> _What you will do_: Would you repeat the listing exactly but omit every picture?

★ ★ ★

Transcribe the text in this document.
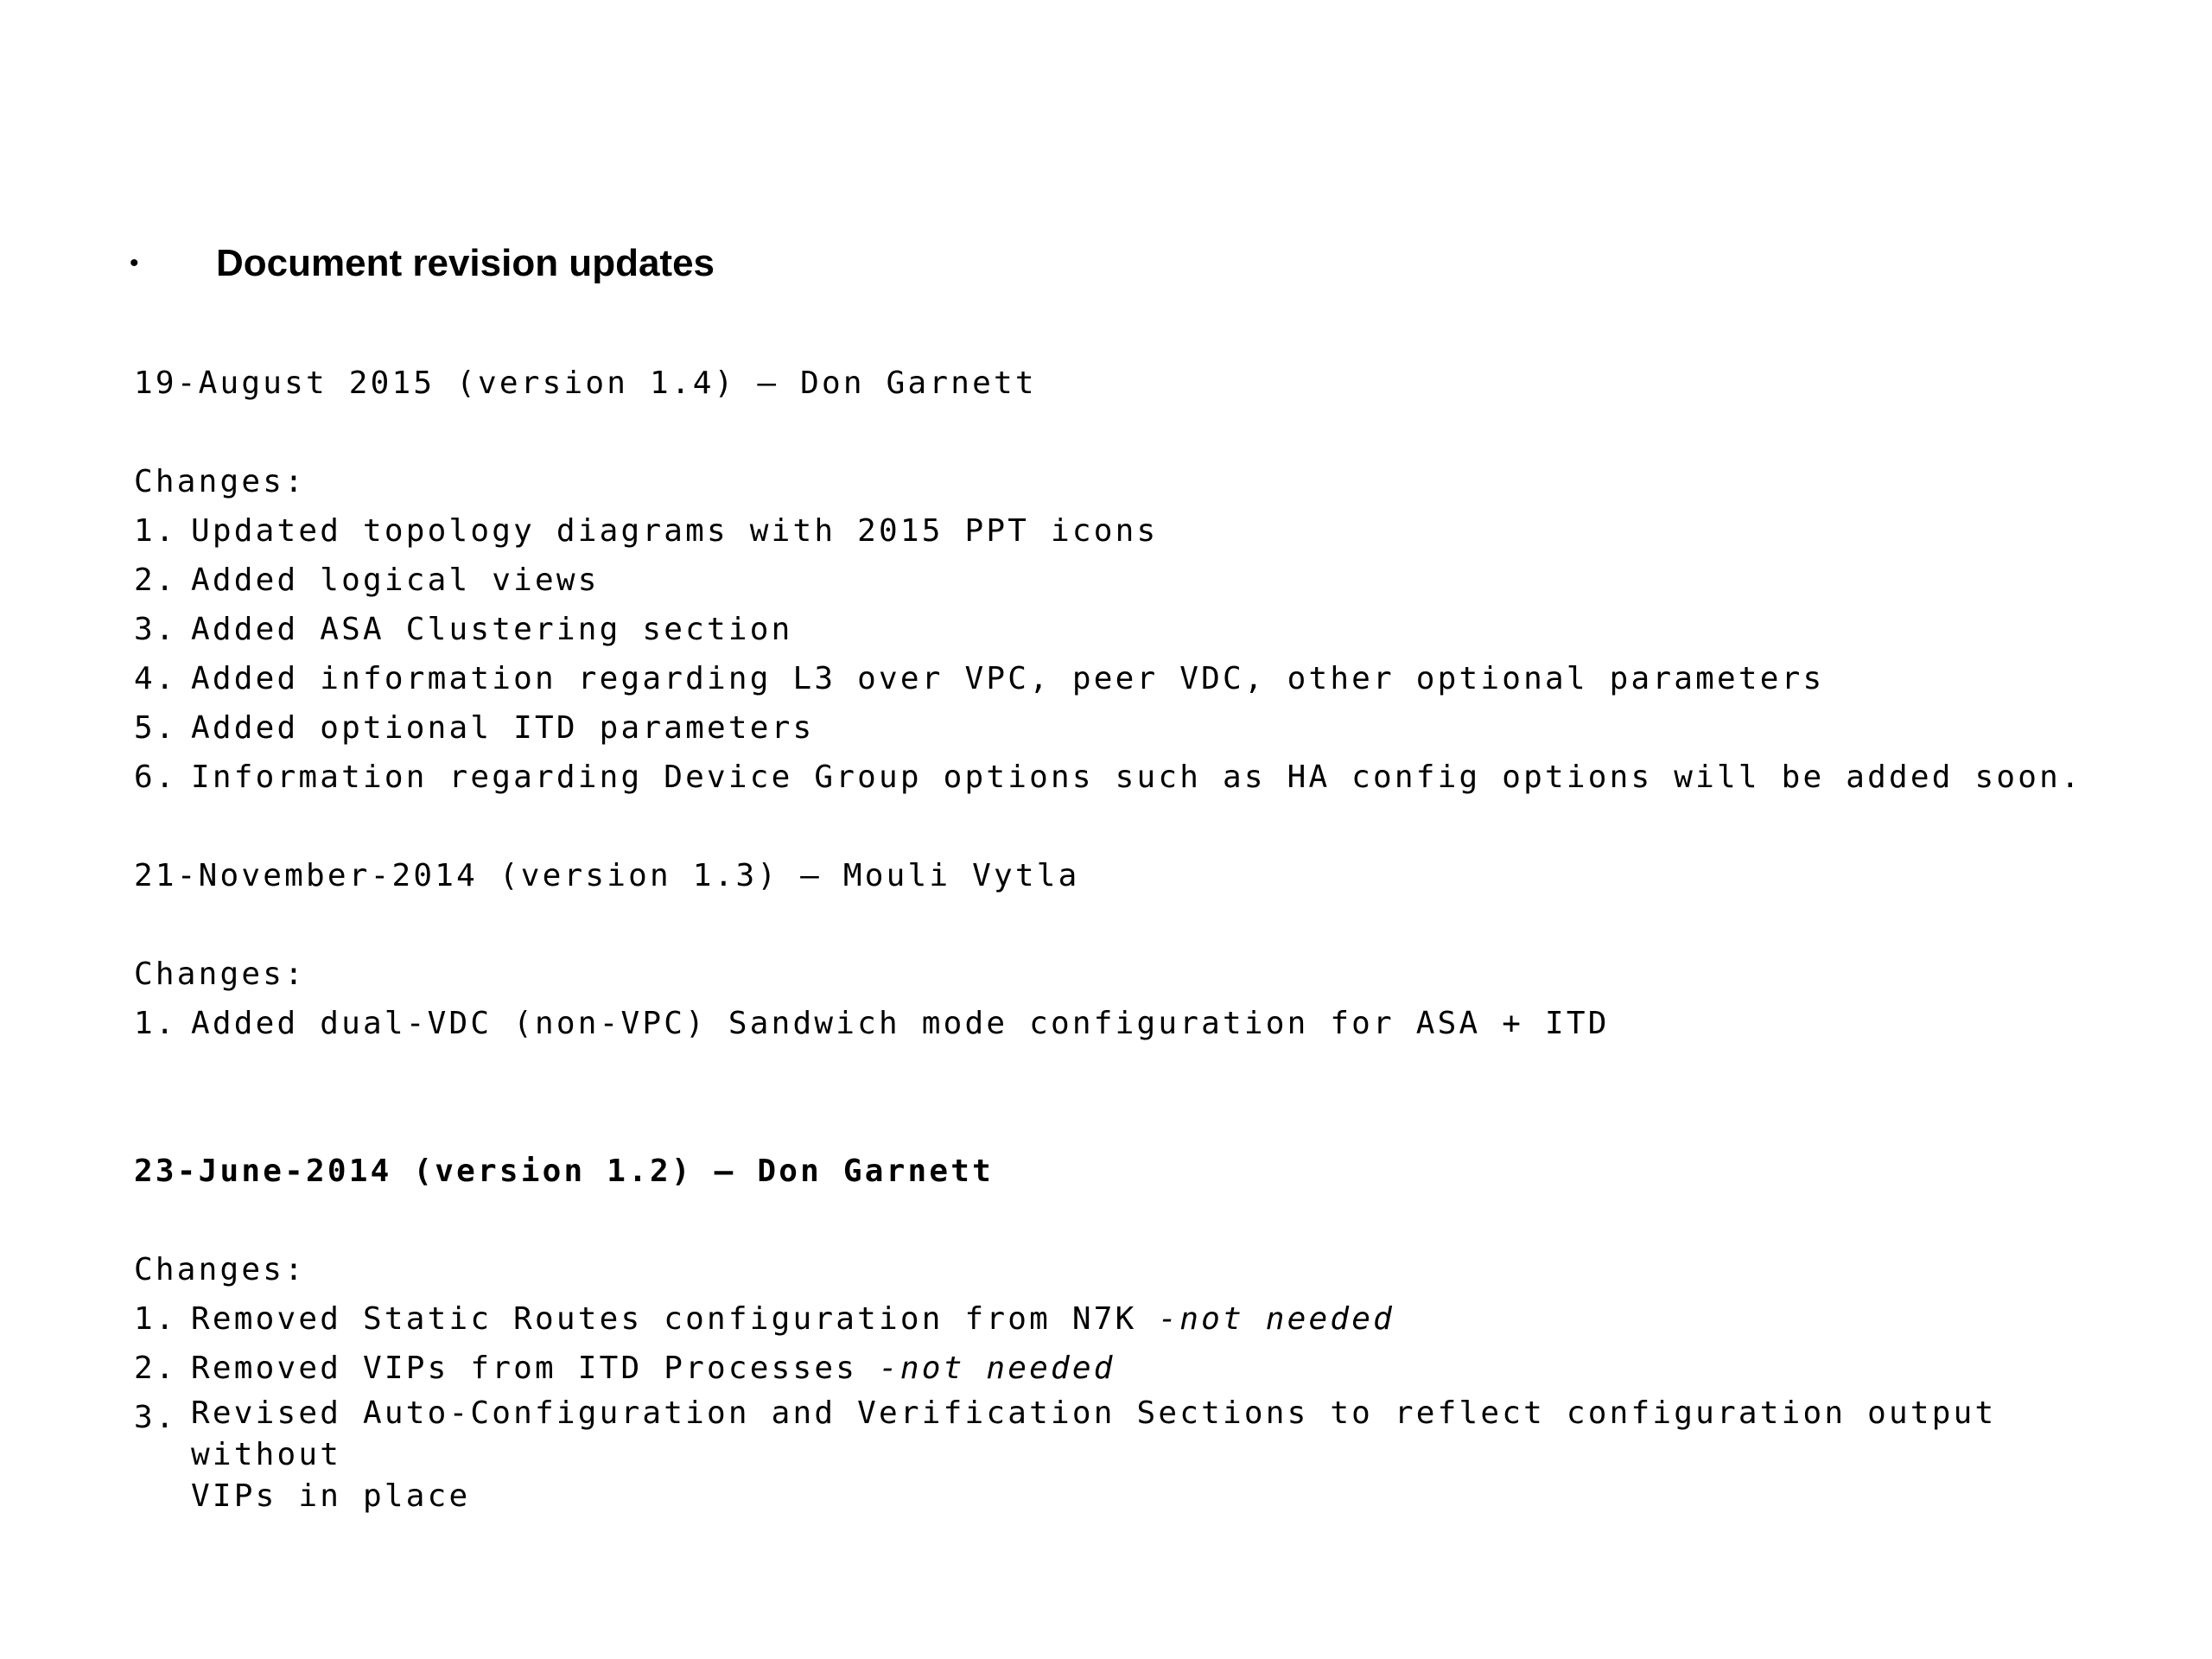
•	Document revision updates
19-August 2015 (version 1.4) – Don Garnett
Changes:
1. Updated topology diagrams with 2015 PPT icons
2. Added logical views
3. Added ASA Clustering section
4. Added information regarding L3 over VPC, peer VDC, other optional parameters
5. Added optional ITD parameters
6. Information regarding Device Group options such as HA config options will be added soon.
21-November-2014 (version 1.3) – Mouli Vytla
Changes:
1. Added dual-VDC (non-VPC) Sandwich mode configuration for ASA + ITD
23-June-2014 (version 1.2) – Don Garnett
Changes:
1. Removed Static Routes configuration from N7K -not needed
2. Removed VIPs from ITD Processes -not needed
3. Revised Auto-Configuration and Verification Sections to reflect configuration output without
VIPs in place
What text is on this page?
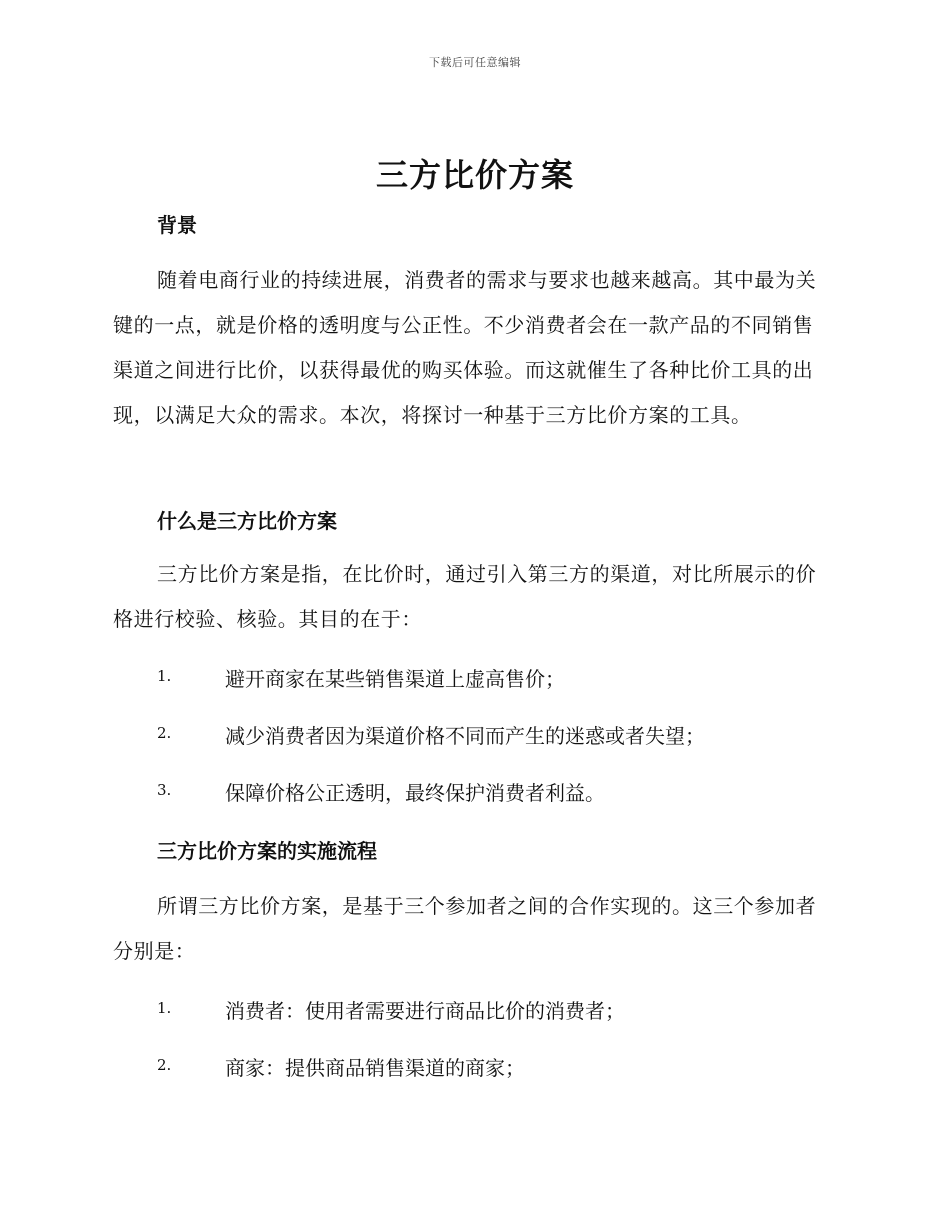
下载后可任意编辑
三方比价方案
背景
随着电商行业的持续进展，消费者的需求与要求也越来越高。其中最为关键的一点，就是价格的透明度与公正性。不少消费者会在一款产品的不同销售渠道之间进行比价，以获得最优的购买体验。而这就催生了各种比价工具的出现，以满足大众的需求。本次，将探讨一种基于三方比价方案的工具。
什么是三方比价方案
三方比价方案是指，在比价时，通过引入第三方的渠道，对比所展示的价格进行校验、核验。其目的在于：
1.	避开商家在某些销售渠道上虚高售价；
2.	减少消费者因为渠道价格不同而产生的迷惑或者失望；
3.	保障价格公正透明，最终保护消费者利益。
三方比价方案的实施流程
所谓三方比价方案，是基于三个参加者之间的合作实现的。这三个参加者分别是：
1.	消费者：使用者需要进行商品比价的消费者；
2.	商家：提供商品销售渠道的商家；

★ ★ ★

> _Result of this task_:
Transcribe the text in this document.
•	Document revision updates
19-August 2015 (version 1.4) – Don Garnett
Changes:
1. Updated topology diagrams with 2015 PPT icons
2. Added logical views
3. Added ASA Clustering section
4. Added information regarding L3 over VPC, peer VDC, other optional parameters
5. Added optional ITD parameters
6. Information regarding Device Group options such as HA config options will be added soon.
21-November-2014 (version 1.3) – Mouli Vytla
Changes:
1. Added dual-VDC (non-VPC) Sandwich mode configuration for ASA + ITD
23-June-2014 (version 1.2) – Don Garnett
Changes:
1. Removed Static Routes configuration from N7K -not needed
2. Removed VIPs from ITD Processes -not needed
3. Revised Auto-Configuration and Verification Sections to reflect configuration output without
VIPs in place
What text is on this page?
下载后可任意编辑
三方比价方案
背景
随着电商行业的持续进展，消费者的需求与要求也越来越高。其中最为关键的一点，就是价格的透明度与公正性。不少消费者会在一款产品的不同销售渠道之间进行比价，以获得最优的购买体验。而这就催生了各种比价工具的出现，以满足大众的需求。本次，将探讨一种基于三方比价方案的工具。
什么是三方比价方案
三方比价方案是指，在比价时，通过引入第三方的渠道，对比所展示的价格进行校验、核验。其目的在于：
1.	避开商家在某些销售渠道上虚高售价；
2.	减少消费者因为渠道价格不同而产生的迷惑或者失望；
3.	保障价格公正透明，最终保护消费者利益。
三方比价方案的实施流程
所谓三方比价方案，是基于三个参加者之间的合作实现的。这三个参加者分别是：
1.	消费者：使用者需要进行商品比价的消费者；
2.	商家：提供商品销售渠道的商家；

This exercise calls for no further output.